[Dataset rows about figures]
— begin —
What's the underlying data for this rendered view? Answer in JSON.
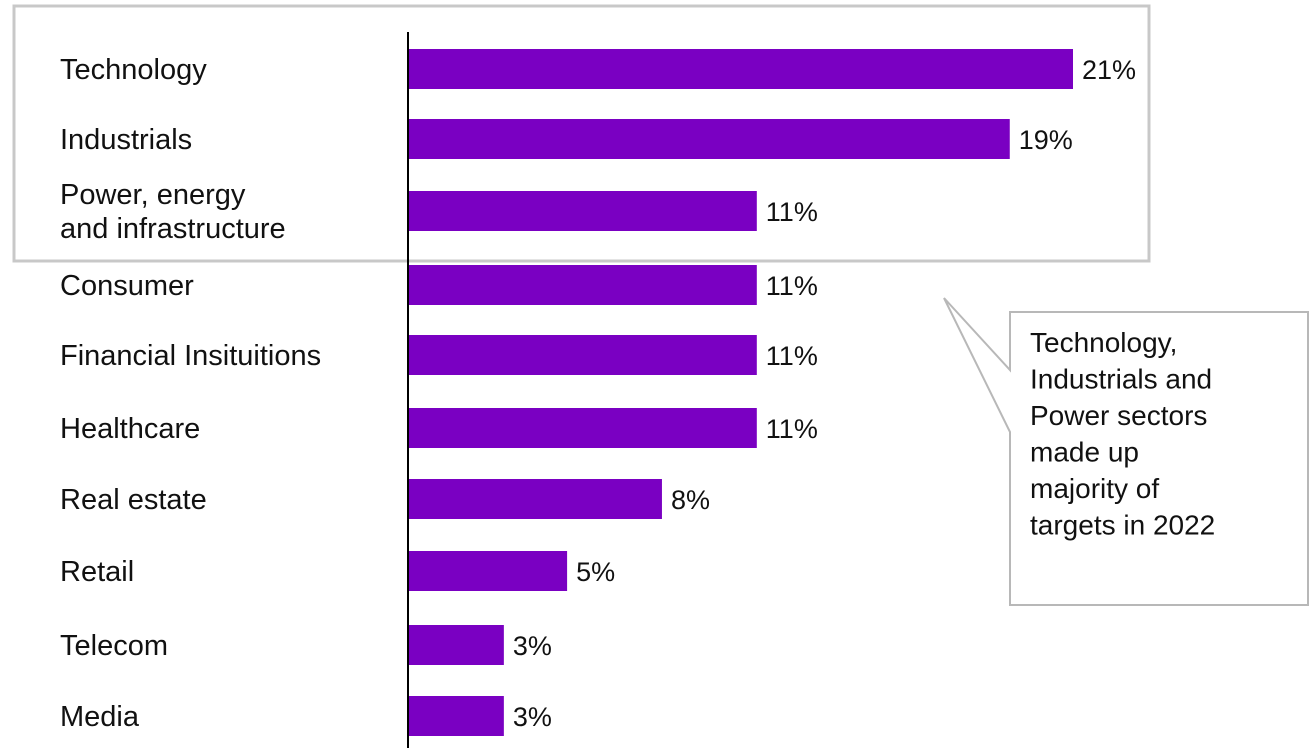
{
  "chart_data": {
    "type": "bar",
    "orientation": "horizontal",
    "categories": [
      "Technology",
      "Industrials",
      "Power, energy\nand infrastructure",
      "Consumer",
      "Financial Insituitions",
      "Healthcare",
      "Real estate",
      "Retail",
      "Telecom",
      "Media"
    ],
    "values": [
      21,
      19,
      11,
      11,
      11,
      11,
      8,
      5,
      3,
      3
    ],
    "value_labels": [
      "21%",
      "19%",
      "11%",
      "11%",
      "11%",
      "11%",
      "8%",
      "5%",
      "3%",
      "3%"
    ],
    "unit": "%",
    "xlim": [
      0,
      21
    ],
    "grid": false,
    "bar_color": "#7a00c2",
    "highlight": {
      "categories": [
        "Technology",
        "Industrials",
        "Power, energy\nand infrastructure"
      ],
      "border_color": "#c8c8c8"
    },
    "annotation": {
      "lines": [
        "Technology,",
        "Industrials and",
        "Power sectors",
        "made up",
        "majority of",
        "targets in 2022"
      ],
      "border_color": "#b8b8b8"
    }
  }
}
— end —
**SET PROBLEM**
Extract the entries in full, exactly as they are, minus the pictures.

**TASK RESULT**
What's the underlying data for this rendered view? Answer in JSON.
{
  "chart_data": {
    "type": "bar",
    "orientation": "horizontal",
    "categories": [
      "Technology",
      "Industrials",
      "Power, energy\nand infrastructure",
      "Consumer",
      "Financial Insituitions",
      "Healthcare",
      "Real estate",
      "Retail",
      "Telecom",
      "Media"
    ],
    "values": [
      21,
      19,
      11,
      11,
      11,
      11,
      8,
      5,
      3,
      3
    ],
    "value_labels": [
      "21%",
      "19%",
      "11%",
      "11%",
      "11%",
      "11%",
      "8%",
      "5%",
      "3%",
      "3%"
    ],
    "unit": "%",
    "xlim": [
      0,
      21
    ],
    "grid": false,
    "bar_color": "#7a00c2",
    "highlight": {
      "categories": [
        "Technology",
        "Industrials",
        "Power, energy\nand infrastructure"
      ],
      "border_color": "#c8c8c8"
    },
    "annotation": {
      "lines": [
        "Technology,",
        "Industrials and",
        "Power sectors",
        "made up",
        "majority of",
        "targets in 2022"
      ],
      "border_color": "#b8b8b8"
    }
  }
}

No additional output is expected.